[Stored data]
☆ ☆ ☆ ☆

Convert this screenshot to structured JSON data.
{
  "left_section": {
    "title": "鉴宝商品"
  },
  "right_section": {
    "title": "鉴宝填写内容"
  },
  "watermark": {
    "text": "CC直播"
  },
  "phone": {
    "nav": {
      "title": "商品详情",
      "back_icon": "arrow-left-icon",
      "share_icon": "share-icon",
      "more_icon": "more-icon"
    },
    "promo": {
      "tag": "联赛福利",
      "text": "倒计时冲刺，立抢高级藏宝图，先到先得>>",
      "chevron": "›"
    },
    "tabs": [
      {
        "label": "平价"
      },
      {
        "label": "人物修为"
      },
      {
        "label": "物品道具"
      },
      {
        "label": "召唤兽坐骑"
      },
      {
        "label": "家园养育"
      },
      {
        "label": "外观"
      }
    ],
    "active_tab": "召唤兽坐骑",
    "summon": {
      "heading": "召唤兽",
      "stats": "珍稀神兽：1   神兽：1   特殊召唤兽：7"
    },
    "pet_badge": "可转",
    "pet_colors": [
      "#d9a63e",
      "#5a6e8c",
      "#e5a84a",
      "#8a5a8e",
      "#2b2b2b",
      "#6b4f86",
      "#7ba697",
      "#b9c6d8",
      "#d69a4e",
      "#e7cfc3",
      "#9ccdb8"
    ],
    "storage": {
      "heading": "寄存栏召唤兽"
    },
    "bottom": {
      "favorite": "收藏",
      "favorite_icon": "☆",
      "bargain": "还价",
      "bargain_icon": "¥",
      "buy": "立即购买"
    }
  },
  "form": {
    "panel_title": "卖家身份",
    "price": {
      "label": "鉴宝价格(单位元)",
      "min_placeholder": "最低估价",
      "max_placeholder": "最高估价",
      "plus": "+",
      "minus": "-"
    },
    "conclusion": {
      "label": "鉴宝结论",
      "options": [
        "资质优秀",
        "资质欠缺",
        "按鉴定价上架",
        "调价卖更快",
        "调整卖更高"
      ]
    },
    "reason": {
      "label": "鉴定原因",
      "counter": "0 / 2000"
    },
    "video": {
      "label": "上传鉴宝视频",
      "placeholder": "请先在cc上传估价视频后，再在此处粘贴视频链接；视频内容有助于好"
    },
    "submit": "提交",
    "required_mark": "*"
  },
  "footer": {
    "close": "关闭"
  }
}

☆ ☆ ☆ ☆

Each line above is to be repeated exactly.

Convert this screenshot to structured JSON data.
{
  "left_section": {
    "title": "鉴宝商品"
  },
  "right_section": {
    "title": "鉴宝填写内容"
  },
  "watermark": {
    "text": "CC直播"
  },
  "phone": {
    "nav": {
      "title": "商品详情",
      "back_icon": "arrow-left-icon",
      "share_icon": "share-icon",
      "more_icon": "more-icon"
    },
    "promo": {
      "tag": "联赛福利",
      "text": "倒计时冲刺，立抢高级藏宝图，先到先得>>",
      "chevron": "›"
    },
    "tabs": [
      {
        "label": "平价"
      },
      {
        "label": "人物修为"
      },
      {
        "label": "物品道具"
      },
      {
        "label": "召唤兽坐骑"
      },
      {
        "label": "家园养育"
      },
      {
        "label": "外观"
      }
    ],
    "active_tab": "召唤兽坐骑",
    "summon": {
      "heading": "召唤兽",
      "stats": "珍稀神兽：1   神兽：1   特殊召唤兽：7"
    },
    "pet_badge": "可转",
    "pet_colors": [
      "#d9a63e",
      "#5a6e8c",
      "#e5a84a",
      "#8a5a8e",
      "#2b2b2b",
      "#6b4f86",
      "#7ba697",
      "#b9c6d8",
      "#d69a4e",
      "#e7cfc3",
      "#9ccdb8"
    ],
    "storage": {
      "heading": "寄存栏召唤兽"
    },
    "bottom": {
      "favorite": "收藏",
      "favorite_icon": "☆",
      "bargain": "还价",
      "bargain_icon": "¥",
      "buy": "立即购买"
    }
  },
  "form": {
    "panel_title": "卖家身份",
    "price": {
      "label": "鉴宝价格(单位元)",
      "min_placeholder": "最低估价",
      "max_placeholder": "最高估价",
      "plus": "+",
      "minus": "-"
    },
    "conclusion": {
      "label": "鉴宝结论",
      "options": [
        "资质优秀",
        "资质欠缺",
        "按鉴定价上架",
        "调价卖更快",
        "调整卖更高"
      ]
    },
    "reason": {
      "label": "鉴定原因",
      "counter": "0 / 2000"
    },
    "video": {
      "label": "上传鉴宝视频",
      "placeholder": "请先在cc上传估价视频后，再在此处粘贴视频链接；视频内容有助于好"
    },
    "submit": "提交",
    "required_mark": "*"
  },
  "footer": {
    "close": "关闭"
  }
}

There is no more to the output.